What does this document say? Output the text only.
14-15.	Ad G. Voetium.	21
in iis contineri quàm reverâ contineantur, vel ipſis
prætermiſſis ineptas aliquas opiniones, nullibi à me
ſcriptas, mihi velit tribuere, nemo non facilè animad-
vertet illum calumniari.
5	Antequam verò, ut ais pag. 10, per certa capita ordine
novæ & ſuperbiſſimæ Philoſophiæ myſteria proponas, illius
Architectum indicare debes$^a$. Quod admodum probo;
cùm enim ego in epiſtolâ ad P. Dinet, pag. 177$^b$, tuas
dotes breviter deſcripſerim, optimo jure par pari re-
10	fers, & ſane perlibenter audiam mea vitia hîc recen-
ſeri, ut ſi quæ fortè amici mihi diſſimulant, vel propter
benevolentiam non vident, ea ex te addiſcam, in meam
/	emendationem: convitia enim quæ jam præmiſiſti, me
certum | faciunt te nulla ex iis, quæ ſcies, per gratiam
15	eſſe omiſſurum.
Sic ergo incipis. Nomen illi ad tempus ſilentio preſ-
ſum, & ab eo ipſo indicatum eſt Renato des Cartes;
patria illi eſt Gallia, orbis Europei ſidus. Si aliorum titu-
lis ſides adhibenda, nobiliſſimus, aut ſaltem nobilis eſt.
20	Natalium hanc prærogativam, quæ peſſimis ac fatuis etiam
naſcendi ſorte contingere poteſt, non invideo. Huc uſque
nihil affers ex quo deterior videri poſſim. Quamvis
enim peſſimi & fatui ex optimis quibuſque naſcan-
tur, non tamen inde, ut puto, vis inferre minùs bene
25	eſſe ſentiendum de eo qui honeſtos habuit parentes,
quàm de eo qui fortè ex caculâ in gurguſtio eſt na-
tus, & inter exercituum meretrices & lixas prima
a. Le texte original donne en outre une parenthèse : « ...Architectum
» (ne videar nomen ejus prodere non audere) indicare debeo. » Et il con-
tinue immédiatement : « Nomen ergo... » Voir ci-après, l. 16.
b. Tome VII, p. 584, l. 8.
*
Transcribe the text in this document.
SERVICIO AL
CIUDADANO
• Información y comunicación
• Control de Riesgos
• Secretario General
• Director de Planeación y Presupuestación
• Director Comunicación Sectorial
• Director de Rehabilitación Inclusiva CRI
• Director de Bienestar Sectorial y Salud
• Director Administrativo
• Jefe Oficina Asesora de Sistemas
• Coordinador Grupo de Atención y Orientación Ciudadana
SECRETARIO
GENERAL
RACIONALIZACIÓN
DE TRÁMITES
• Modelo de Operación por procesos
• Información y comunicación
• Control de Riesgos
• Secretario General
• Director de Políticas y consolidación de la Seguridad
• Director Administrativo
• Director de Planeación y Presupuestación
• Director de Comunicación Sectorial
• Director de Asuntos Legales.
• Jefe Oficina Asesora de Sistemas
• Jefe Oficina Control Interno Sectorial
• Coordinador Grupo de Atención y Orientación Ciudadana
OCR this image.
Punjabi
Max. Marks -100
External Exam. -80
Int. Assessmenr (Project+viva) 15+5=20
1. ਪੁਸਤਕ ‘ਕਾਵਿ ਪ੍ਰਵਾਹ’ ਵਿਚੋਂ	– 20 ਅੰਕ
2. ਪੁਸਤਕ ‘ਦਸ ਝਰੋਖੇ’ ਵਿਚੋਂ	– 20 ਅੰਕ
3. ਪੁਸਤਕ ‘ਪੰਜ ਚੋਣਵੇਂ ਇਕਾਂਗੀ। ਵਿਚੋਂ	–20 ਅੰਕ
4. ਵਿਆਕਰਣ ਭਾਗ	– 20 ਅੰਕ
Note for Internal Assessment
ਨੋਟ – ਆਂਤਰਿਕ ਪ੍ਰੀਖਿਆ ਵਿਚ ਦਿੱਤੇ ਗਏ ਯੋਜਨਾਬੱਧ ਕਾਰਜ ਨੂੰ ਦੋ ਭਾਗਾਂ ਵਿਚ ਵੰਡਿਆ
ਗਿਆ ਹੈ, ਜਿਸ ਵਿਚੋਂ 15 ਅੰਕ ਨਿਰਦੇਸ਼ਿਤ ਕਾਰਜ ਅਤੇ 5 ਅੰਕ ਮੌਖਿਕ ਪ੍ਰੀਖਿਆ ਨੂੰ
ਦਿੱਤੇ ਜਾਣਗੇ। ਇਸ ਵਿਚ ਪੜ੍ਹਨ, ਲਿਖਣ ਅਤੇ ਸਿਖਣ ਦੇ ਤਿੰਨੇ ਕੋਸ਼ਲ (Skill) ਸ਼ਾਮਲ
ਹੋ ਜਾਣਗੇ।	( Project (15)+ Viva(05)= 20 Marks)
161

Exercise brief: Retype all of the material, keeping each line exact.

Expected answer:
What does this document say? Output the text only.
14-15.	Ad G. Voetium.	21
in iis contineri quàm reverâ contineantur, vel ipſis
prætermiſſis ineptas aliquas opiniones, nullibi à me
ſcriptas, mihi velit tribuere, nemo non facilè animad-
vertet illum calumniari.
5	Antequam verò, ut ais pag. 10, per certa capita ordine
novæ & ſuperbiſſimæ Philoſophiæ myſteria proponas, illius
Architectum indicare debes$^a$. Quod admodum probo;
cùm enim ego in epiſtolâ ad P. Dinet, pag. 177$^b$, tuas
dotes breviter deſcripſerim, optimo jure par pari re-
10	fers, & ſane perlibenter audiam mea vitia hîc recen-
ſeri, ut ſi quæ fortè amici mihi diſſimulant, vel propter
benevolentiam non vident, ea ex te addiſcam, in meam
/	emendationem: convitia enim quæ jam præmiſiſti, me
certum | faciunt te nulla ex iis, quæ ſcies, per gratiam
15	eſſe omiſſurum.
Sic ergo incipis. Nomen illi ad tempus ſilentio preſ-
ſum, & ab eo ipſo indicatum eſt Renato des Cartes;
patria illi eſt Gallia, orbis Europei ſidus. Si aliorum titu-
lis ſides adhibenda, nobiliſſimus, aut ſaltem nobilis eſt.
20	Natalium hanc prærogativam, quæ peſſimis ac fatuis etiam
naſcendi ſorte contingere poteſt, non invideo. Huc uſque
nihil affers ex quo deterior videri poſſim. Quamvis
enim peſſimi & fatui ex optimis quibuſque naſcan-
tur, non tamen inde, ut puto, vis inferre minùs bene
25	eſſe ſentiendum de eo qui honeſtos habuit parentes,
quàm de eo qui fortè ex caculâ in gurguſtio eſt na-
tus, & inter exercituum meretrices & lixas prima
a. Le texte original donne en outre une parenthèse : « ...Architectum
» (ne videar nomen ejus prodere non audere) indicare debeo. » Et il con-
tinue immédiatement : « Nomen ergo... » Voir ci-après, l. 16.
b. Tome VII, p. 584, l. 8.
*
Transcribe the text in this document.
SERVICIO AL
CIUDADANO
• Información y comunicación
• Control de Riesgos
• Secretario General
• Director de Planeación y Presupuestación
• Director Comunicación Sectorial
• Director de Rehabilitación Inclusiva CRI
• Director de Bienestar Sectorial y Salud
• Director Administrativo
• Jefe Oficina Asesora de Sistemas
• Coordinador Grupo de Atención y Orientación Ciudadana
SECRETARIO
GENERAL
RACIONALIZACIÓN
DE TRÁMITES
• Modelo de Operación por procesos
• Información y comunicación
• Control de Riesgos
• Secretario General
• Director de Políticas y consolidación de la Seguridad
• Director Administrativo
• Director de Planeación y Presupuestación
• Director de Comunicación Sectorial
• Director de Asuntos Legales.
• Jefe Oficina Asesora de Sistemas
• Jefe Oficina Control Interno Sectorial
• Coordinador Grupo de Atención y Orientación Ciudadana
OCR this image.
Punjabi
Max. Marks -100
External Exam. -80
Int. Assessmenr (Project+viva) 15+5=20
1. ਪੁਸਤਕ ‘ਕਾਵਿ ਪ੍ਰਵਾਹ’ ਵਿਚੋਂ	– 20 ਅੰਕ
2. ਪੁਸਤਕ ‘ਦਸ ਝਰੋਖੇ’ ਵਿਚੋਂ	– 20 ਅੰਕ
3. ਪੁਸਤਕ ‘ਪੰਜ ਚੋਣਵੇਂ ਇਕਾਂਗੀ। ਵਿਚੋਂ	–20 ਅੰਕ
4. ਵਿਆਕਰਣ ਭਾਗ	– 20 ਅੰਕ
Note for Internal Assessment
ਨੋਟ – ਆਂਤਰਿਕ ਪ੍ਰੀਖਿਆ ਵਿਚ ਦਿੱਤੇ ਗਏ ਯੋਜਨਾਬੱਧ ਕਾਰਜ ਨੂੰ ਦੋ ਭਾਗਾਂ ਵਿਚ ਵੰਡਿਆ
ਗਿਆ ਹੈ, ਜਿਸ ਵਿਚੋਂ 15 ਅੰਕ ਨਿਰਦੇਸ਼ਿਤ ਕਾਰਜ ਅਤੇ 5 ਅੰਕ ਮੌਖਿਕ ਪ੍ਰੀਖਿਆ ਨੂੰ
ਦਿੱਤੇ ਜਾਣਗੇ। ਇਸ ਵਿਚ ਪੜ੍ਹਨ, ਲਿਖਣ ਅਤੇ ਸਿਖਣ ਦੇ ਤਿੰਨੇ ਕੋਸ਼ਲ (Skill) ਸ਼ਾਮਲ
ਹੋ ਜਾਣਗੇ।	( Project (15)+ Viva(05)= 20 Marks)
161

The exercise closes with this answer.